* begin Records supplied *

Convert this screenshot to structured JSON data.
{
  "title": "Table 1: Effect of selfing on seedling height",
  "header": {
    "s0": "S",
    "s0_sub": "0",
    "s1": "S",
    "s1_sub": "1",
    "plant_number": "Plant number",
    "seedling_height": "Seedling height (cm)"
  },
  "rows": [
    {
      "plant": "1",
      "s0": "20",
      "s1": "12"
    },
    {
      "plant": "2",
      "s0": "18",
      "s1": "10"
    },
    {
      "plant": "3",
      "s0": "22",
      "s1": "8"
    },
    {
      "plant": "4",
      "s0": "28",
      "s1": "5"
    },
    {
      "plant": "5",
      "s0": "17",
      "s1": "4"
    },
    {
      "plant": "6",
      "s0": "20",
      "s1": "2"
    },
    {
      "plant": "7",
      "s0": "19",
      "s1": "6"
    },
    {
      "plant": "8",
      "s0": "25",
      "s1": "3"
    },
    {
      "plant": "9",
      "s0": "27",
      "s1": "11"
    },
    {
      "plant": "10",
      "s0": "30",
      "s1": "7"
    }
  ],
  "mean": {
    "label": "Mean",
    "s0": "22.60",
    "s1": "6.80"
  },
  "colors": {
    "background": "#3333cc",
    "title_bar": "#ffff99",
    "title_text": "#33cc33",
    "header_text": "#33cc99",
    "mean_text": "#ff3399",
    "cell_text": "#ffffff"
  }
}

* end Records supplied *

Stated exercise: Set down all of the records shown above once more, exactly.

Worked answer:
Convert this screenshot to structured JSON data.
{
  "title": "Table 1: Effect of selfing on seedling height",
  "header": {
    "s0": "S",
    "s0_sub": "0",
    "s1": "S",
    "s1_sub": "1",
    "plant_number": "Plant number",
    "seedling_height": "Seedling height (cm)"
  },
  "rows": [
    {
      "plant": "1",
      "s0": "20",
      "s1": "12"
    },
    {
      "plant": "2",
      "s0": "18",
      "s1": "10"
    },
    {
      "plant": "3",
      "s0": "22",
      "s1": "8"
    },
    {
      "plant": "4",
      "s0": "28",
      "s1": "5"
    },
    {
      "plant": "5",
      "s0": "17",
      "s1": "4"
    },
    {
      "plant": "6",
      "s0": "20",
      "s1": "2"
    },
    {
      "plant": "7",
      "s0": "19",
      "s1": "6"
    },
    {
      "plant": "8",
      "s0": "25",
      "s1": "3"
    },
    {
      "plant": "9",
      "s0": "27",
      "s1": "11"
    },
    {
      "plant": "10",
      "s0": "30",
      "s1": "7"
    }
  ],
  "mean": {
    "label": "Mean",
    "s0": "22.60",
    "s1": "6.80"
  },
  "colors": {
    "background": "#3333cc",
    "title_bar": "#ffff99",
    "title_text": "#33cc33",
    "header_text": "#33cc99",
    "mean_text": "#ff3399",
    "cell_text": "#ffffff"
  }
}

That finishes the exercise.